━━━ Data records

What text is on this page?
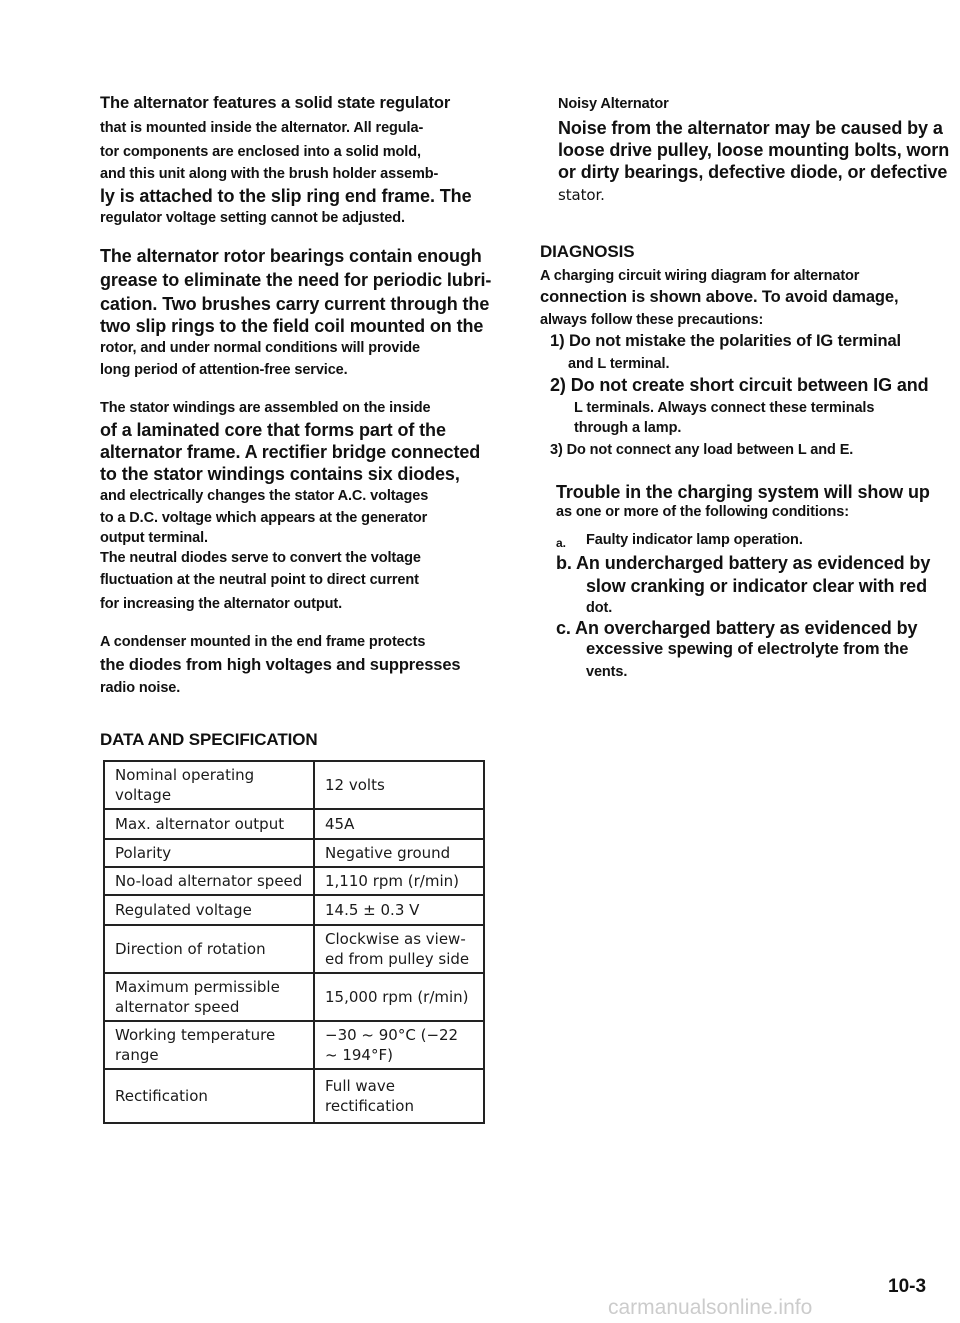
The alternator features a solid state regulator
that is mounted inside the alternator. All regula-
tor components are enclosed into a solid mold,
and this unit along with the brush holder assemb-
ly is attached to the slip ring end frame. The
regulator voltage setting cannot be adjusted.
The alternator rotor bearings contain enough
grease to eliminate the need for periodic lubri-
cation. Two brushes carry current through the
two slip rings to the field coil mounted on the
rotor, and under normal conditions will provide
long period of attention-free service.
The stator windings are assembled on the inside
of a laminated core that forms part of the
alternator frame. A rectifier bridge connected
to the stator windings contains six diodes,
and electrically changes the stator A.C. voltages
to a D.C. voltage which appears at the generator
output terminal.
The neutral diodes serve to convert the voltage
fluctuation at the neutral point to direct current
for increasing the alternator output.
A condenser mounted in the end frame protects
the diodes from high voltages and suppresses
radio noise.
DATA AND SPECIFICATION
Nominal operating voltage	12 volts
Max. alternator output	45A
Polarity	Negative ground
No-load alternator speed	1,110 rpm (r/min)
Regulated voltage	14.5 ± 0.3 V
Direction of rotation	Clockwise as view-ed from pulley side
Maximum permissible alternator speed	15,000 rpm (r/min)
Working temperature range	−30 ~ 90°C (−22 ~ 194°F)
Rectification	Full wave rectification
Noisy Alternator
Noise from the alternator may be caused by a
loose drive pulley, loose mounting bolts, worn
or dirty bearings, defective diode, or defective
stator.
DIAGNOSIS
A charging circuit wiring diagram for alternator
connection is shown above. To avoid damage,
always follow these precautions:
1) Do not mistake the polarities of IG terminal
and L terminal.
2) Do not create short circuit between IG and
L terminals. Always connect these terminals
through a lamp.
3) Do not connect any load between L and E.
Trouble in the charging system will show up
as one or more of the following conditions:
a. Faulty indicator lamp operation.
b. An undercharged battery as evidenced by
slow cranking or indicator clear with red
dot.
c. An overcharged battery as evidenced by
excessive spewing of electrolyte from the
vents.
10-3
carmanualsonline.info
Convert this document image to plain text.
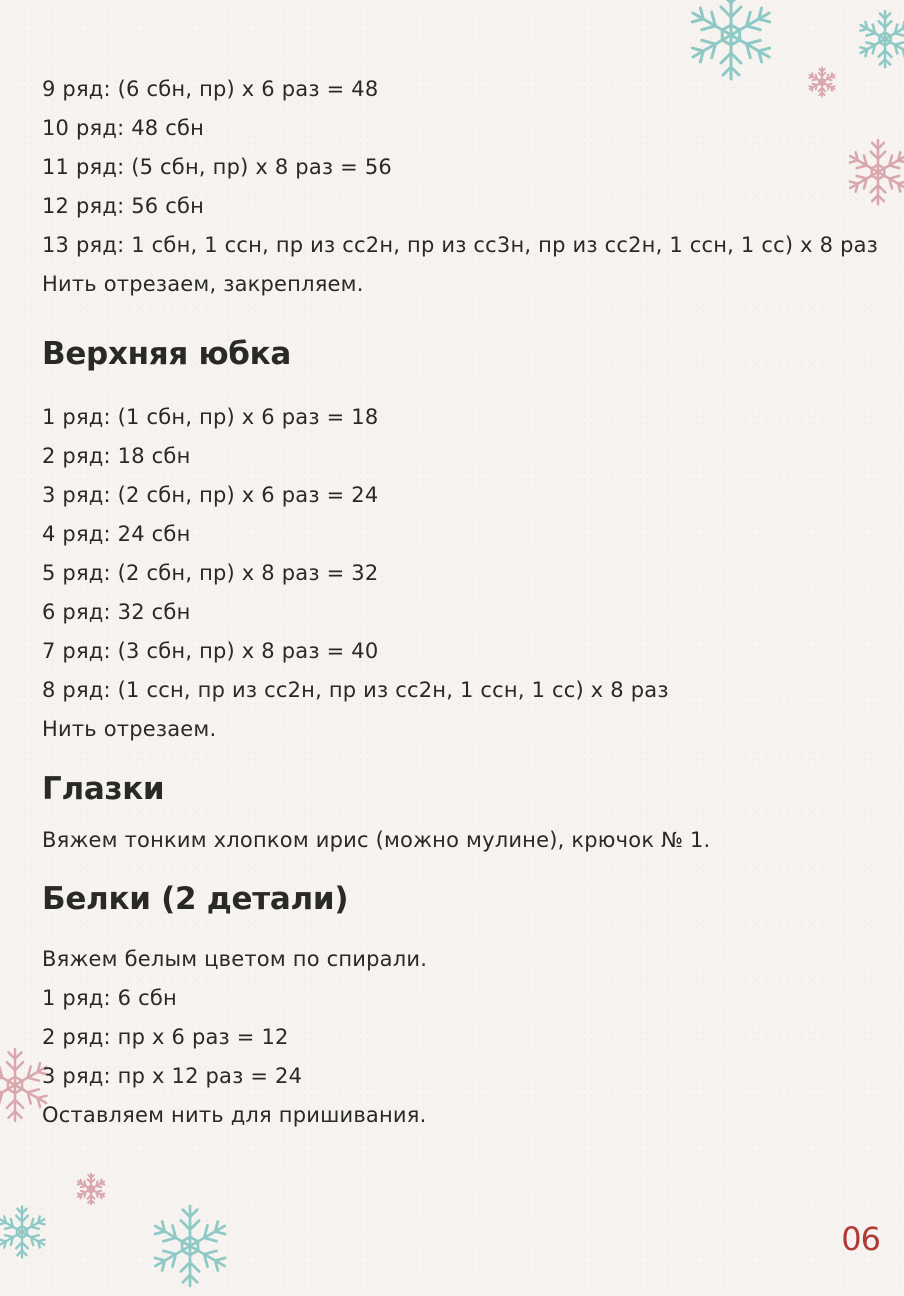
9 ряд: (6 сбн, пр) х 6 раз = 48
10 ряд: 48 сбн
11 ряд: (5 сбн, пр) х 8 раз = 56
12 ряд: 56 сбн
13 ряд: 1 сбн, 1 ссн, пр из сс2н, пр из сс3н, пр из сс2н, 1 ссн, 1 сс) х 8 раз
Нить отрезаем, закрепляем.
Верхняя юбка
1 ряд: (1 сбн, пр) х 6 раз = 18
2 ряд: 18 сбн
3 ряд: (2 сбн, пр) х 6 раз = 24
4 ряд: 24 сбн
5 ряд: (2 сбн, пр) х 8 раз = 32
6 ряд: 32 сбн
7 ряд: (3 сбн, пр) х 8 раз = 40
8 ряд: (1 ссн, пр из сс2н, пр из сс2н, 1 ссн, 1 сс) х 8 раз
Нить отрезаем.
Глазки
Вяжем тонким хлопком ирис (можно мулине), крючок № 1.
Белки (2 детали)
Вяжем белым цветом по спирали.
1 ряд: 6 сбн
2 ряд: пр х 6 раз = 12
3 ряд: пр х 12 раз = 24
Оставляем нить для пришивания.
06
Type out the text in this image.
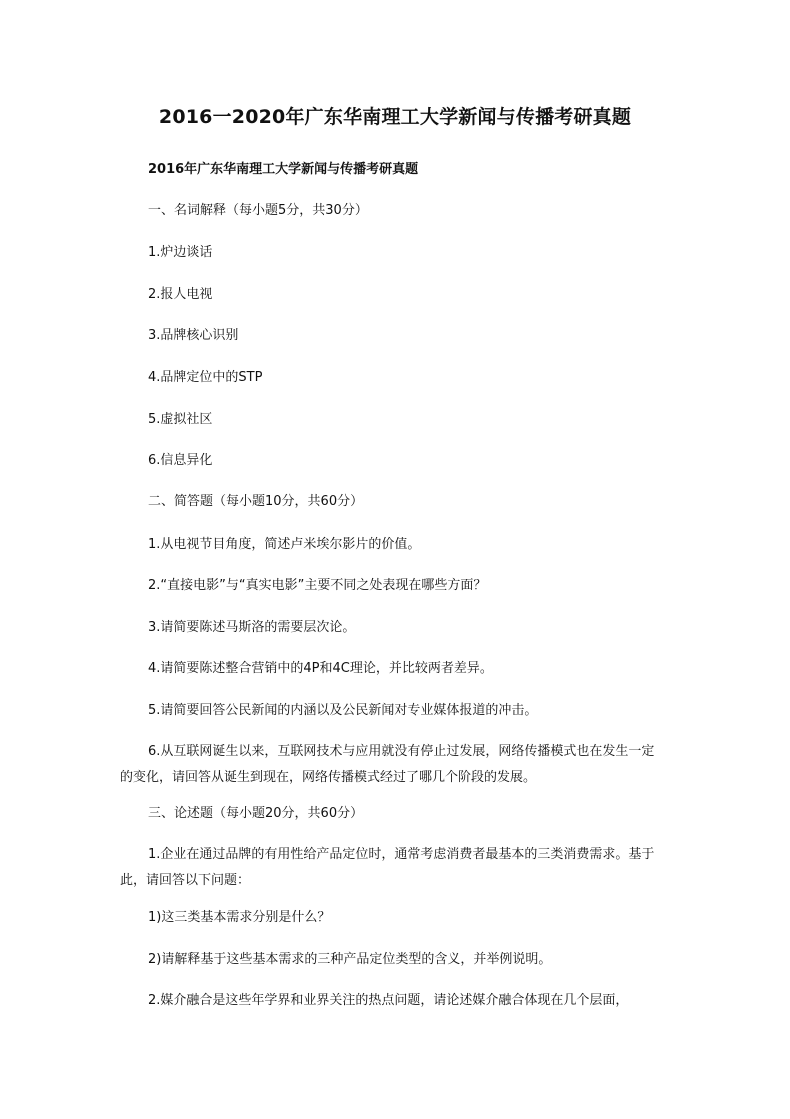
2016一2020年广东华南理工大学新闻与传播考研真题
2016年广东华南理工大学新闻与传播考研真题
一、名词解释（每小题5分，共30分）
1.炉边谈话
2.报人电视
3.品牌核心识别
4.品牌定位中的STP
5.虚拟社区
6.信息异化
二、简答题（每小题10分，共60分）
1.从电视节目角度，简述卢米埃尔影片的价值。
2.“直接电影”与“真实电影”主要不同之处表现在哪些方面？
3.请简要陈述马斯洛的需要层次论。
4.请简要陈述整合营销中的4P和4C理论，并比较两者差异。
5.请简要回答公民新闻的内涵以及公民新闻对专业媒体报道的冲击。
6.从互联网诞生以来，互联网技术与应用就没有停止过发展，网络传播模式也在发生一定的变化，请回答从诞生到现在，网络传播模式经过了哪几个阶段的发展。
三、论述题（每小题20分，共60分）
1.企业在通过品牌的有用性给产品定位时，通常考虑消费者最基本的三类消费需求。基于此，请回答以下问题：
1)这三类基本需求分别是什么？
2)请解释基于这些基本需求的三种产品定位类型的含义，并举例说明。
2.媒介融合是这些年学界和业界关注的热点问题，请论述媒介融合体现在几个层面，
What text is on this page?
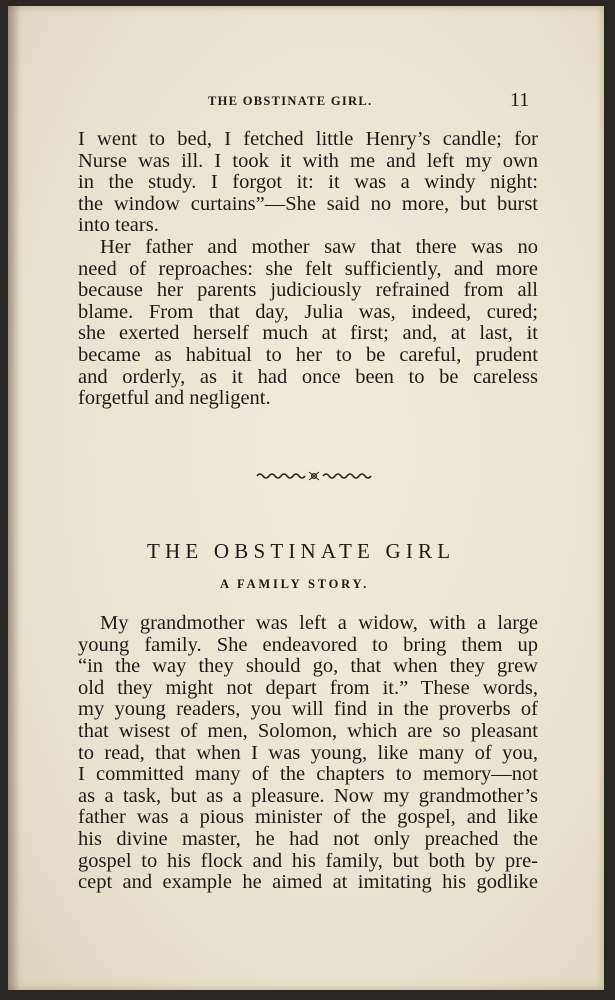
THE OBSTINATE GIRL.	11
I went to bed, I fetched little Henry’s candle; for
Nurse was ill. I took it with me and left my own
in the study. I forgot it: it was a windy night:
the window curtains”—She said no more, but burst
into tears.
Her father and mother saw that there was no
need of reproaches: she felt sufficiently, and more
because her parents judiciously refrained from all
blame. From that day, Julia was, indeed, cured;
she exerted herself much at first; and, at last, it
became as habitual to her to be careful, prudent
and orderly, as it had once been to be careless
forgetful and negligent.
THE OBSTINATE GIRL
A FAMILY STORY.
My grandmother was left a widow, with a large
young family. She endeavored to bring them up
“in the way they should go, that when they grew
old they might not depart from it.” These words,
my young readers, you will find in the proverbs of
that wisest of men, Solomon, which are so pleasant
to read, that when I was young, like many of you,
I committed many of the chapters to memory—not
as a task, but as a pleasure. Now my grandmother’s
father was a pious minister of the gospel, and like
his divine master, he had not only preached the
gospel to his flock and his family, but both by pre-
cept and example he aimed at imitating his godlike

━━━━━━

*Required work*:
The records above are to be restated exactly, without their pictures.

*Solution below*:
What text is on this page?
The alternator features a solid state regulator
that is mounted inside the alternator. All regula-
tor components are enclosed into a solid mold,
and this unit along with the brush holder assemb-
ly is attached to the slip ring end frame. The
regulator voltage setting cannot be adjusted.
The alternator rotor bearings contain enough
grease to eliminate the need for periodic lubri-
cation. Two brushes carry current through the
two slip rings to the field coil mounted on the
rotor, and under normal conditions will provide
long period of attention-free service.
The stator windings are assembled on the inside
of a laminated core that forms part of the
alternator frame. A rectifier bridge connected
to the stator windings contains six diodes,
and electrically changes the stator A.C. voltages
to a D.C. voltage which appears at the generator
output terminal.
The neutral diodes serve to convert the voltage
fluctuation at the neutral point to direct current
for increasing the alternator output.
A condenser mounted in the end frame protects
the diodes from high voltages and suppresses
radio noise.
DATA AND SPECIFICATION
Nominal operating voltage	12 volts
Max. alternator output	45A
Polarity	Negative ground
No-load alternator speed	1,110 rpm (r/min)
Regulated voltage	14.5 ± 0.3 V
Direction of rotation	Clockwise as view-ed from pulley side
Maximum permissible alternator speed	15,000 rpm (r/min)
Working temperature range	−30 ~ 90°C (−22 ~ 194°F)
Rectification	Full wave rectification
Noisy Alternator
Noise from the alternator may be caused by a
loose drive pulley, loose mounting bolts, worn
or dirty bearings, defective diode, or defective
stator.
DIAGNOSIS
A charging circuit wiring diagram for alternator
connection is shown above. To avoid damage,
always follow these precautions:
1) Do not mistake the polarities of IG terminal
and L terminal.
2) Do not create short circuit between IG and
L terminals. Always connect these terminals
through a lamp.
3) Do not connect any load between L and E.
Trouble in the charging system will show up
as one or more of the following conditions:
a. Faulty indicator lamp operation.
b. An undercharged battery as evidenced by
slow cranking or indicator clear with red
dot.
c. An overcharged battery as evidenced by
excessive spewing of electrolyte from the
vents.
10-3
carmanualsonline.info
Convert this document image to plain text.
9 ряд: (6 сбн, пр) х 6 раз = 48
10 ряд: 48 сбн
11 ряд: (5 сбн, пр) х 8 раз = 56
12 ряд: 56 сбн
13 ряд: 1 сбн, 1 ссн, пр из сс2н, пр из сс3н, пр из сс2н, 1 ссн, 1 сс) х 8 раз
Нить отрезаем, закрепляем.
Верхняя юбка
1 ряд: (1 сбн, пр) х 6 раз = 18
2 ряд: 18 сбн
3 ряд: (2 сбн, пр) х 6 раз = 24
4 ряд: 24 сбн
5 ряд: (2 сбн, пр) х 8 раз = 32
6 ряд: 32 сбн
7 ряд: (3 сбн, пр) х 8 раз = 40
8 ряд: (1 ссн, пр из сс2н, пр из сс2н, 1 ссн, 1 сс) х 8 раз
Нить отрезаем.
Глазки
Вяжем тонким хлопком ирис (можно мулине), крючок № 1.
Белки (2 детали)
Вяжем белым цветом по спирали.
1 ряд: 6 сбн
2 ряд: пр х 6 раз = 12
3 ряд: пр х 12 раз = 24
Оставляем нить для пришивания.
06
Type out the text in this image.
2016一2020年广东华南理工大学新闻与传播考研真题
2016年广东华南理工大学新闻与传播考研真题
一、名词解释（每小题5分，共30分）
1.炉边谈话
2.报人电视
3.品牌核心识别
4.品牌定位中的STP
5.虚拟社区
6.信息异化
二、简答题（每小题10分，共60分）
1.从电视节目角度，简述卢米埃尔影片的价值。
2.“直接电影”与“真实电影”主要不同之处表现在哪些方面？
3.请简要陈述马斯洛的需要层次论。
4.请简要陈述整合营销中的4P和4C理论，并比较两者差异。
5.请简要回答公民新闻的内涵以及公民新闻对专业媒体报道的冲击。
6.从互联网诞生以来，互联网技术与应用就没有停止过发展，网络传播模式也在发生一定的变化，请回答从诞生到现在，网络传播模式经过了哪几个阶段的发展。
三、论述题（每小题20分，共60分）
1.企业在通过品牌的有用性给产品定位时，通常考虑消费者最基本的三类消费需求。基于此，请回答以下问题：
1)这三类基本需求分别是什么？
2)请解释基于这些基本需求的三种产品定位类型的含义，并举例说明。
2.媒介融合是这些年学界和业界关注的热点问题，请论述媒介融合体现在几个层面，
What text is on this page?
THE OBSTINATE GIRL.	11
I went to bed, I fetched little Henry’s candle; for
Nurse was ill. I took it with me and left my own
in the study. I forgot it: it was a windy night:
the window curtains”—She said no more, but burst
into tears.
Her father and mother saw that there was no
need of reproaches: she felt sufficiently, and more
because her parents judiciously refrained from all
blame. From that day, Julia was, indeed, cured;
she exerted herself much at first; and, at last, it
became as habitual to her to be careful, prudent
and orderly, as it had once been to be careless
forgetful and negligent.
THE OBSTINATE GIRL
A FAMILY STORY.
My grandmother was left a widow, with a large
young family. She endeavored to bring them up
“in the way they should go, that when they grew
old they might not depart from it.” These words,
my young readers, you will find in the proverbs of
that wisest of men, Solomon, which are so pleasant
to read, that when I was young, like many of you,
I committed many of the chapters to memory—not
as a task, but as a pleasure. Now my grandmother’s
father was a pious minister of the gospel, and like
his divine master, he had not only preached the
gospel to his flock and his family, but both by pre-
cept and example he aimed at imitating his godlike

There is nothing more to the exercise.